Records from a dataset:
________
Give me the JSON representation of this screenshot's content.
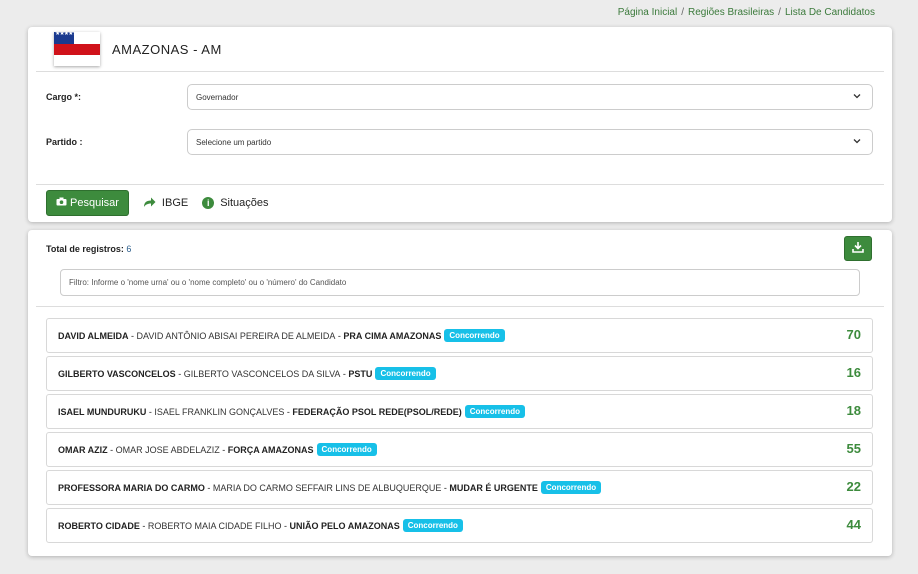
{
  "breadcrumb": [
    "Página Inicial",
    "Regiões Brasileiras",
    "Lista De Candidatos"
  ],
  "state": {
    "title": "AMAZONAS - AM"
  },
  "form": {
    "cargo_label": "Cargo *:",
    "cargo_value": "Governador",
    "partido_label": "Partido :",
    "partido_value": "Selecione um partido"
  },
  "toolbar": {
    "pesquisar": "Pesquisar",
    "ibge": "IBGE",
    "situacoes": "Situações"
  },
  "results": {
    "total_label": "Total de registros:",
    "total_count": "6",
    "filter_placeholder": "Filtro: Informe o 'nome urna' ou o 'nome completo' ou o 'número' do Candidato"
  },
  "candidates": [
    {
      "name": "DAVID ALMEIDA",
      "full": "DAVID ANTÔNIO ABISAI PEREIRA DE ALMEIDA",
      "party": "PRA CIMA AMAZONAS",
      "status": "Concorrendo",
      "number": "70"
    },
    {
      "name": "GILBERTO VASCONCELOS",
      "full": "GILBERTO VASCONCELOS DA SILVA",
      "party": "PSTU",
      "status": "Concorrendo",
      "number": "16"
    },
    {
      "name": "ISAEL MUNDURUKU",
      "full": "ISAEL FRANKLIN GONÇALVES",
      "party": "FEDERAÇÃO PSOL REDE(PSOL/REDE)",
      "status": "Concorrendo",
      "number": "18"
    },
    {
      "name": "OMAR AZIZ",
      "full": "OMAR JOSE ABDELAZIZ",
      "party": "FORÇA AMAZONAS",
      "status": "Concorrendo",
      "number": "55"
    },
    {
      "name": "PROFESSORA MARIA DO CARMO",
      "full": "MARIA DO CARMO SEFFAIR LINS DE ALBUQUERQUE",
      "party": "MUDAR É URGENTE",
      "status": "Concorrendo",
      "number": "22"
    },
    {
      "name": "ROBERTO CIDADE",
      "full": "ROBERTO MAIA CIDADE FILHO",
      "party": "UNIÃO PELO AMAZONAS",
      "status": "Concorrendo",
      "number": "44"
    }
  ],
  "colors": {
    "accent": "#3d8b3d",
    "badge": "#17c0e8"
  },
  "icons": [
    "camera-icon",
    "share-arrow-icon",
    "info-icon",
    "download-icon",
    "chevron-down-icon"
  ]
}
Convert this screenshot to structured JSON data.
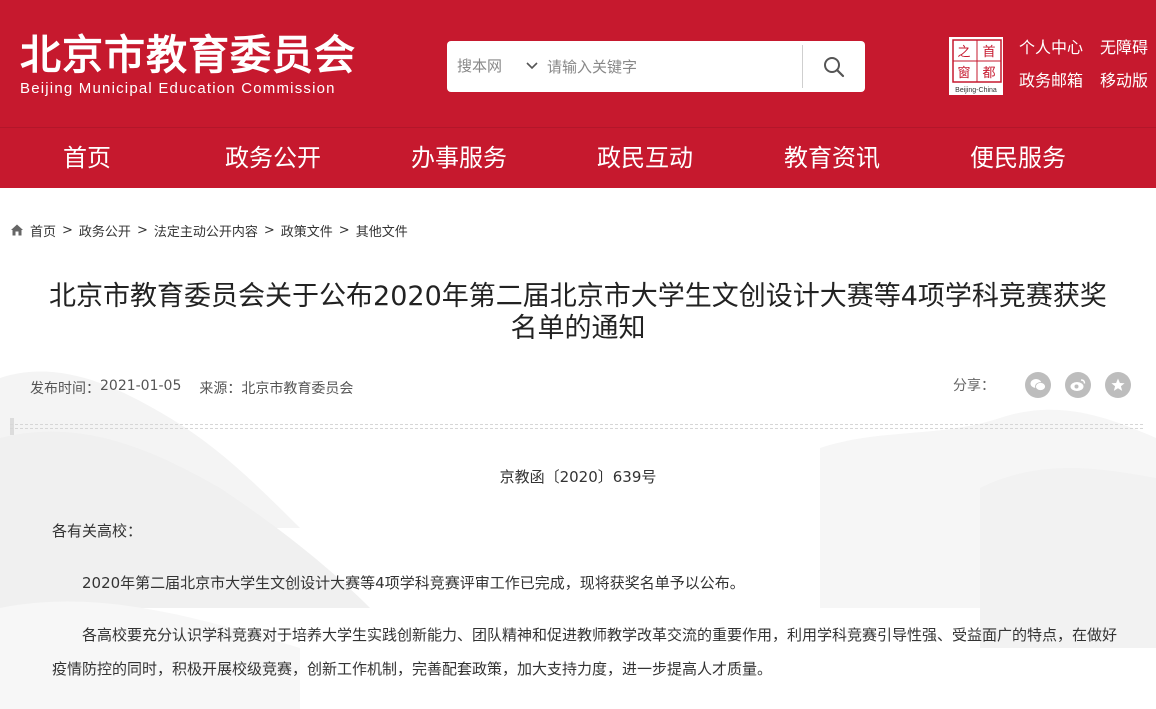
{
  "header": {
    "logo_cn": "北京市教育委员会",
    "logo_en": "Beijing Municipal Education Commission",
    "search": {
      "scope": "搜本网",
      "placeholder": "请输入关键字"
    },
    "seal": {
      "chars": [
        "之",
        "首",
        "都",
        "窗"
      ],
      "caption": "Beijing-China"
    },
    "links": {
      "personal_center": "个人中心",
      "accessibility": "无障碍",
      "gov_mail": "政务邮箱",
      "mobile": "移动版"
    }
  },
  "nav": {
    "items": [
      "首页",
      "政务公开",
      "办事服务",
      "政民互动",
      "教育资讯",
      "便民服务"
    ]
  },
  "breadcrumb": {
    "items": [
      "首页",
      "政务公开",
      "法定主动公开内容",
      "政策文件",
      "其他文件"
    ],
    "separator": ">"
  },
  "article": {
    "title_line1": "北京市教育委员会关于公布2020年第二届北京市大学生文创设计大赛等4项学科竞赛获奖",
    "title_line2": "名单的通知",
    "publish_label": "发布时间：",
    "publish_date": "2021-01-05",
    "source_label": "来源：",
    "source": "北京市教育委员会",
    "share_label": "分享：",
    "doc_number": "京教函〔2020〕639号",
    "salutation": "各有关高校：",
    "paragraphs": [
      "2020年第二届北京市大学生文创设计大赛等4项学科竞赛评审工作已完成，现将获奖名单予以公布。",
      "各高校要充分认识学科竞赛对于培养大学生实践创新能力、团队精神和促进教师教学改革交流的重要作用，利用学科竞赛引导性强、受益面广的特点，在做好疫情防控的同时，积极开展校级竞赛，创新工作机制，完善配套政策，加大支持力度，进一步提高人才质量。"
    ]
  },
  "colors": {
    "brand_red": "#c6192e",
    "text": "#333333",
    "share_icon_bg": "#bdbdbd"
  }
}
________
■ What you have to do ■
Filter for "full". Return all lines that hold it.

■ Result of this task ■
      "full": "DAVID ANTÔNIO ABISAI PEREIRA DE ALMEIDA",
      "full": "GILBERTO VASCONCELOS DA SILVA",
      "full": "ISAEL FRANKLIN GONÇALVES",
      "full": "OMAR JOSE ABDELAZIZ",
      "full": "MARIA DO CARMO SEFFAIR LINS DE ALBUQUERQUE",
      "full": "ROBERTO MAIA CIDADE FILHO",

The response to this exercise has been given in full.